- _THE REQUEST_:
Go through the listing and return every line with "stays" in it.

- _RAW RECORDS_:
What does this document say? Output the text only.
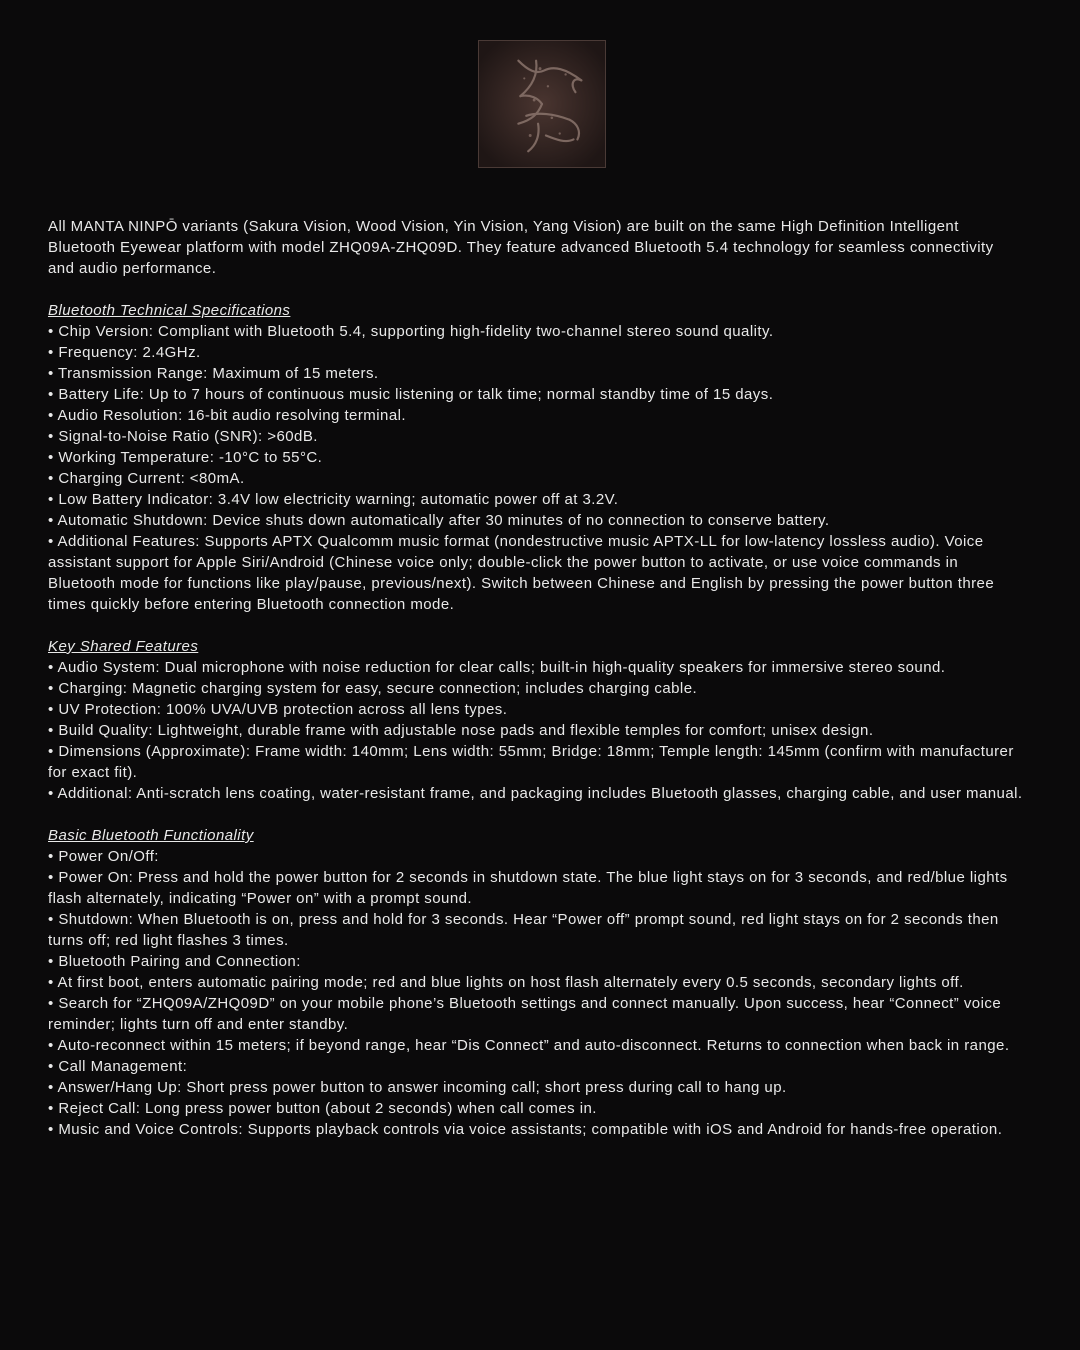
All MANTA NINPŌ variants (Sakura Vision, Wood Vision, Yin Vision, Yang Vision) are built on the same High Definition Intelligent Bluetooth Eyewear platform with model ZHQ09A-ZHQ09D. They feature advanced Bluetooth 5.4 technology for seamless connectivity and audio performance.

Bluetooth Technical Specifications

• Chip Version: Compliant with Bluetooth 5.4, supporting high-fidelity two-channel stereo sound quality.

• Frequency: 2.4GHz.

• Transmission Range: Maximum of 15 meters.

• Battery Life: Up to 7 hours of continuous music listening or talk time; normal standby time of 15 days.

• Audio Resolution: 16-bit audio resolving terminal.

• Signal-to-Noise Ratio (SNR): >60dB.

• Working Temperature: -10°C to 55°C.

• Charging Current: <80mA.

• Low Battery Indicator: 3.4V low electricity warning; automatic power off at 3.2V.

• Automatic Shutdown: Device shuts down automatically after 30 minutes of no connection to conserve battery.

• Additional Features: Supports APTX Qualcomm music format (nondestructive music APTX-LL for low-latency lossless audio). Voice assistant support for Apple Siri/Android (Chinese voice only; double-click the power button to activate, or use voice commands in Bluetooth mode for functions like play/pause, previous/next). Switch between Chinese and English by pressing the power button three times quickly before entering Bluetooth connection mode.

Key Shared Features

• Audio System: Dual microphone with noise reduction for clear calls; built-in high-quality speakers for immersive stereo sound.

• Charging: Magnetic charging system for easy, secure connection; includes charging cable.

• UV Protection: 100% UVA/UVB protection across all lens types.

• Build Quality: Lightweight, durable frame with adjustable nose pads and flexible temples for comfort; unisex design.

• Dimensions (Approximate): Frame width: 140mm; Lens width: 55mm; Bridge: 18mm; Temple length: 145mm (confirm with manufacturer for exact fit).

• Additional: Anti-scratch lens coating, water-resistant frame, and packaging includes Bluetooth glasses, charging cable, and user manual.

Basic Bluetooth Functionality

• Power On/Off:

• Power On: Press and hold the power button for 2 seconds in shutdown state. The blue light stays on for 3 seconds, and red/blue lights flash alternately, indicating “Power on” with a prompt sound.

• Shutdown: When Bluetooth is on, press and hold for 3 seconds. Hear “Power off” prompt sound, red light stays on for 2 seconds then turns off; red light flashes 3 times.

• Bluetooth Pairing and Connection:

• At first boot, enters automatic pairing mode; red and blue lights on host flash alternately every 0.5 seconds, secondary lights off.

• Search for “ZHQ09A/ZHQ09D” on your mobile phone’s Bluetooth settings and connect manually. Upon success, hear “Connect” voice reminder; lights turn off and enter standby.

• Auto-reconnect within 15 meters; if beyond range, hear “Dis Connect” and auto-disconnect. Returns to connection when back in range.

• Call Management:

• Answer/Hang Up: Short press power button to answer incoming call; short press during call to hang up.

• Reject Call: Long press power button (about 2 seconds) when call comes in.

• Music and Voice Controls: Supports playback controls via voice assistants; compatible with iOS and Android for hands-free operation.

- _SOLUTION FOR THIS TASK_:
• Power On: Press and hold the power button for 2 seconds in shutdown state. The blue light stays on for 3 seconds, and red/blue lights flash alternately, indicating “Power on” with a prompt sound.
• Shutdown: When Bluetooth is on, press and hold for 3 seconds. Hear “Power off” prompt sound, red light stays on for 2 seconds then turns off; red light flashes 3 times.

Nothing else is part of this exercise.